▶ [Data for this exercise]:
• • • • •
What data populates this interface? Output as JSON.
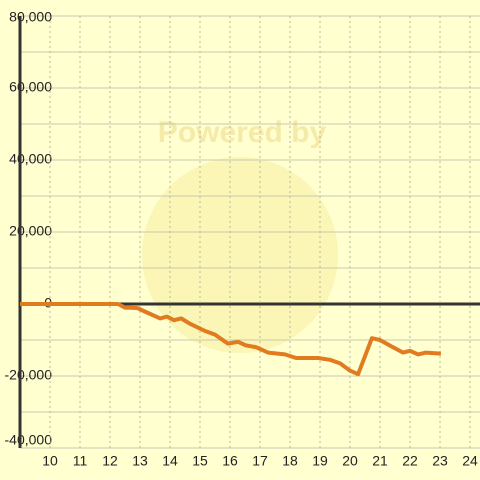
{
  "chart_data": {
    "type": "line",
    "watermark": "Powered by",
    "x": [
      9,
      12,
      12.27,
      12.5,
      12.9,
      13.27,
      13.67,
      13.9,
      14.13,
      14.37,
      14.67,
      15.17,
      15.5,
      15.93,
      16.27,
      16.53,
      16.87,
      17.27,
      17.83,
      18.2,
      18.93,
      19.33,
      19.67,
      20,
      20.27,
      20.73,
      21,
      21.43,
      21.77,
      22,
      22.27,
      22.53,
      23.03
    ],
    "series": [
      {
        "color": "#e07b20",
        "values": [
          0,
          0,
          0,
          -1000,
          -1100,
          -2500,
          -4000,
          -3500,
          -4500,
          -4000,
          -5500,
          -7500,
          -8500,
          -11000,
          -10500,
          -11500,
          -12000,
          -13500,
          -14000,
          -15000,
          -15000,
          -15500,
          -16500,
          -18500,
          -19500,
          -9500,
          -10000,
          -12000,
          -13500,
          -13000,
          -14000,
          -13500,
          -13800
        ]
      }
    ],
    "xlim": [
      9,
      24.333
    ],
    "xticks": [
      10,
      11,
      12,
      13,
      14,
      15,
      16,
      17,
      18,
      19,
      20,
      21,
      22,
      23,
      24
    ],
    "ylim": [
      -40000,
      80000
    ],
    "yticks": [
      {
        "value": -40000,
        "label": "-40,000"
      },
      {
        "value": -20000,
        "label": "-20,000"
      },
      0,
      {
        "value": 20000,
        "label": "20,000"
      },
      {
        "value": 40000,
        "label": "40,000"
      },
      {
        "value": 60000,
        "label": "60,000"
      },
      {
        "value": 80000,
        "label": "80,000"
      }
    ],
    "grid": true
  }
}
• • • • •
▶ [What to produce]:
Look through the entries above. Extract each line with the word "label".

▶ [Solution below]:
        "label": "-40,000"
        "label": "-20,000"
        "label": "20,000"
        "label": "40,000"
        "label": "60,000"
        "label": "80,000"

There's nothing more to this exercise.